#### Records for the exercise
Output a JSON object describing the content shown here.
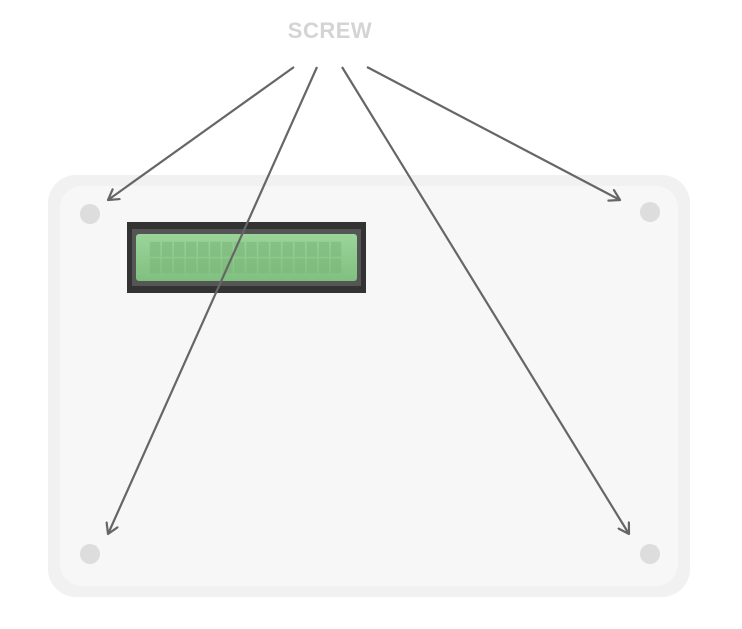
{
  "label": {
    "text": "SCREW"
  },
  "colors": {
    "board_outer": "#f1f1f1",
    "board_inner": "#f7f7f7",
    "screw_hole": "#dddddd",
    "arrow": "#666666",
    "lcd_frame": "#333333",
    "lcd_screen": "#8bc98a",
    "lcd_cell": "#78b577",
    "label": "#d4d4d4"
  },
  "icons": {
    "screw_holes": "circle-icon",
    "arrows": "arrow-icon"
  },
  "lcd": {
    "columns": 16,
    "rows": 2
  }
}
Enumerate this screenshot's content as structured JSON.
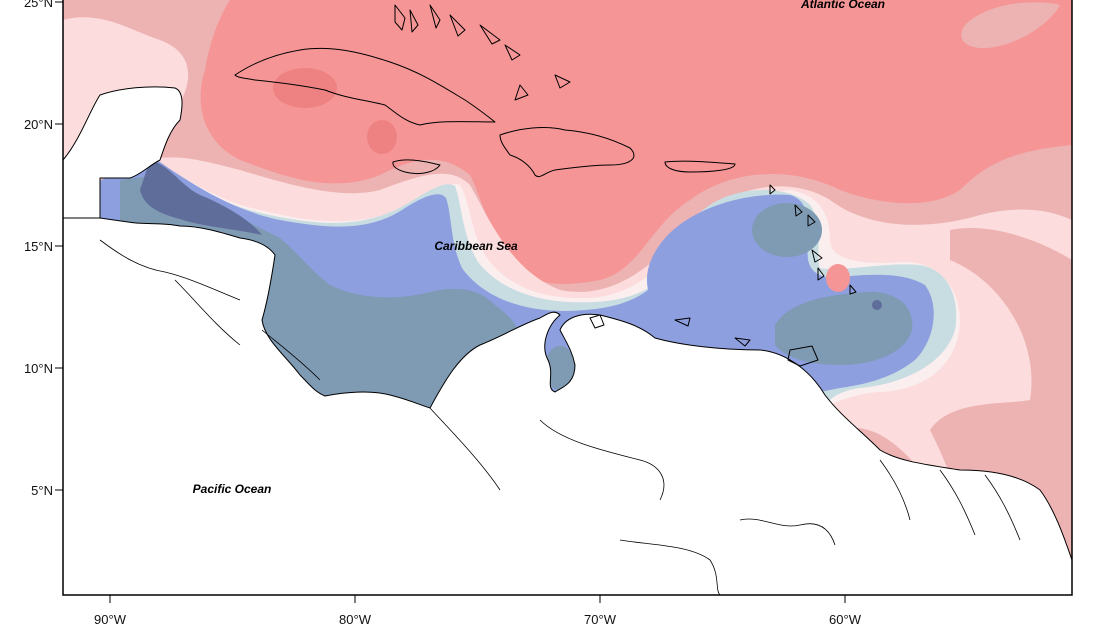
{
  "map": {
    "ocean_labels": {
      "atlantic": "Atlantic Ocean",
      "caribbean": "Caribbean Sea",
      "pacific": "Pacific Ocean"
    },
    "lat_ticks": [
      "25°N",
      "20°N",
      "15°N",
      "10°N",
      "5°N"
    ],
    "lon_ticks": [
      "90°W",
      "80°W",
      "70°W",
      "60°W"
    ],
    "colors": {
      "red_strong": "#f59595",
      "red_mid": "#edb3b3",
      "pink_light": "#fcdcdc",
      "pale": "#fbeeee",
      "light_blue": "#c8dde2",
      "blue": "#8e9fe0",
      "slate": "#7f9ab3",
      "dark_slate": "#5e6d99",
      "red_core": "#ee8282",
      "land": "#ffffff"
    }
  }
}
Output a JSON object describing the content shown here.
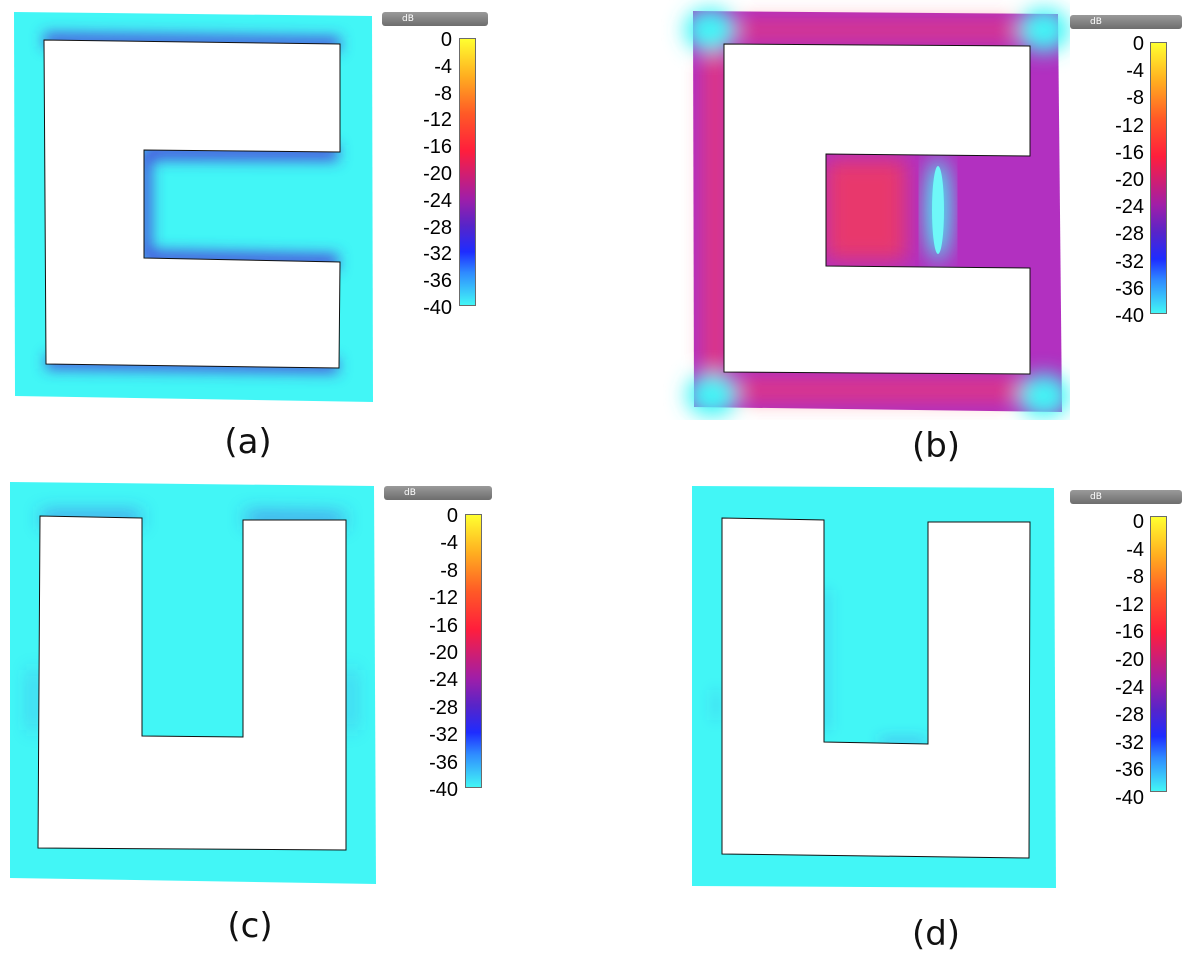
{
  "colorbar": {
    "unit": "dB",
    "ticks": [
      "0",
      "-4",
      "-8",
      "-12",
      "-16",
      "-20",
      "-24",
      "-28",
      "-32",
      "-36",
      "-40"
    ],
    "colors": {
      "max": "#ffff30",
      "mid": "#ff1e3c",
      "low": "#1e2cff",
      "min": "#42f6f6"
    }
  },
  "panels": [
    {
      "caption": "(a)",
      "shape": "E-slot",
      "distribution": "mostly minimum (cyan) with blue edges along slot boundaries"
    },
    {
      "caption": "(b)",
      "shape": "E-slot",
      "distribution": "high (red/magenta) across ring, cyan nodes at corners and center of slot arm"
    },
    {
      "caption": "(c)",
      "shape": "U-slot",
      "distribution": "mostly minimum (cyan), faint blue at top corners"
    },
    {
      "caption": "(d)",
      "shape": "U-slot",
      "distribution": "uniform minimum (cyan)"
    }
  ]
}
########
Quote every line of the records above exactly; no picture is to be copied.

Output a JSON object describing the content shown here.
{
  "label": {
    "text": "SCREW"
  },
  "colors": {
    "board_outer": "#f1f1f1",
    "board_inner": "#f7f7f7",
    "screw_hole": "#dddddd",
    "arrow": "#666666",
    "lcd_frame": "#333333",
    "lcd_screen": "#8bc98a",
    "lcd_cell": "#78b577",
    "label": "#d4d4d4"
  },
  "icons": {
    "screw_holes": "circle-icon",
    "arrows": "arrow-icon"
  },
  "lcd": {
    "columns": 16,
    "rows": 2
  }
}
Enumerate this screenshot's content as structured JSON.
{
  "map": {
    "ocean_labels": {
      "atlantic": "Atlantic Ocean",
      "caribbean": "Caribbean Sea",
      "pacific": "Pacific Ocean"
    },
    "lat_ticks": [
      "25°N",
      "20°N",
      "15°N",
      "10°N",
      "5°N"
    ],
    "lon_ticks": [
      "90°W",
      "80°W",
      "70°W",
      "60°W"
    ],
    "colors": {
      "red_strong": "#f59595",
      "red_mid": "#edb3b3",
      "pink_light": "#fcdcdc",
      "pale": "#fbeeee",
      "light_blue": "#c8dde2",
      "blue": "#8e9fe0",
      "slate": "#7f9ab3",
      "dark_slate": "#5e6d99",
      "red_core": "#ee8282",
      "land": "#ffffff"
    }
  }
}
Output a JSON object describing the content shown here.
{
  "colorbar": {
    "unit": "dB",
    "ticks": [
      "0",
      "-4",
      "-8",
      "-12",
      "-16",
      "-20",
      "-24",
      "-28",
      "-32",
      "-36",
      "-40"
    ],
    "colors": {
      "max": "#ffff30",
      "mid": "#ff1e3c",
      "low": "#1e2cff",
      "min": "#42f6f6"
    }
  },
  "panels": [
    {
      "caption": "(a)",
      "shape": "E-slot",
      "distribution": "mostly minimum (cyan) with blue edges along slot boundaries"
    },
    {
      "caption": "(b)",
      "shape": "E-slot",
      "distribution": "high (red/magenta) across ring, cyan nodes at corners and center of slot arm"
    },
    {
      "caption": "(c)",
      "shape": "U-slot",
      "distribution": "mostly minimum (cyan), faint blue at top corners"
    },
    {
      "caption": "(d)",
      "shape": "U-slot",
      "distribution": "uniform minimum (cyan)"
    }
  ]
}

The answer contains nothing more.